_What is being asked_
All entries are to be quoted exactly; the images stay out of the copy.

** BEGIN **

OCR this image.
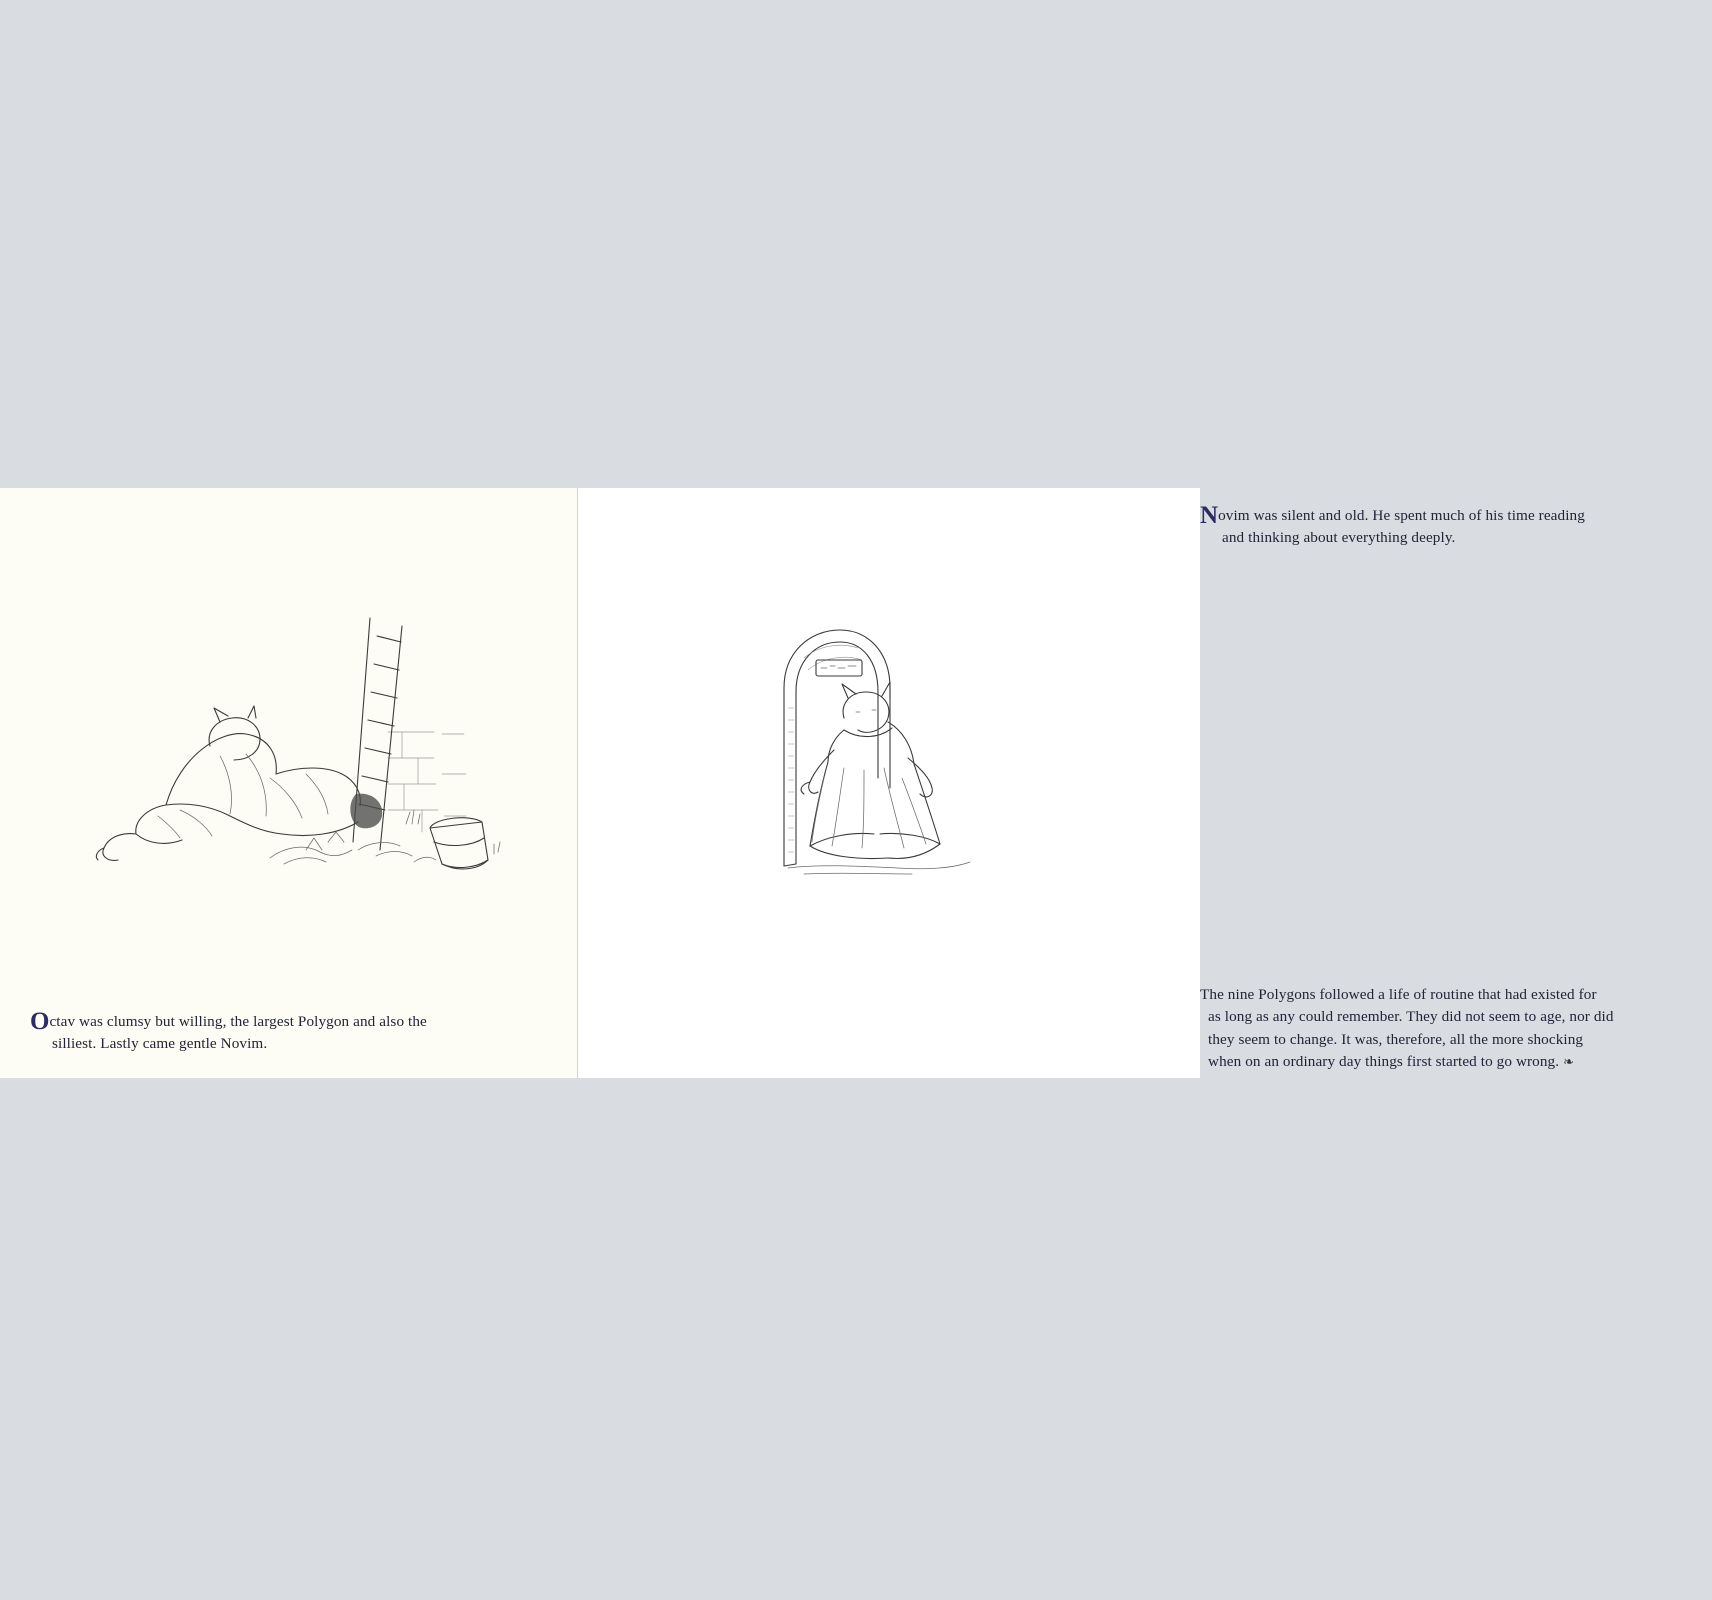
Octav was clumsy but willing, the largest Polygon and also the
silliest. Lastly came gentle Novim.
Novim was silent and old. He spent much of his time reading
and thinking about everything deeply.

The nine Polygons followed a life of routine that had existed for

as long as any could remember. They did not seem to age, nor did

they seem to change. It was, therefore, all the more shocking

when on an ordinary day things first started to go wrong. ❧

** END **

_Worked answer_
OCR this image.
Octav was clumsy but willing, the largest Polygon and also the
silliest. Lastly came gentle Novim.
Novim was silent and old. He spent much of his time reading
and thinking about everything deeply.

The nine Polygons followed a life of routine that had existed for

as long as any could remember. They did not seem to age, nor did

they seem to change. It was, therefore, all the more shocking

when on an ordinary day things first started to go wrong. ❧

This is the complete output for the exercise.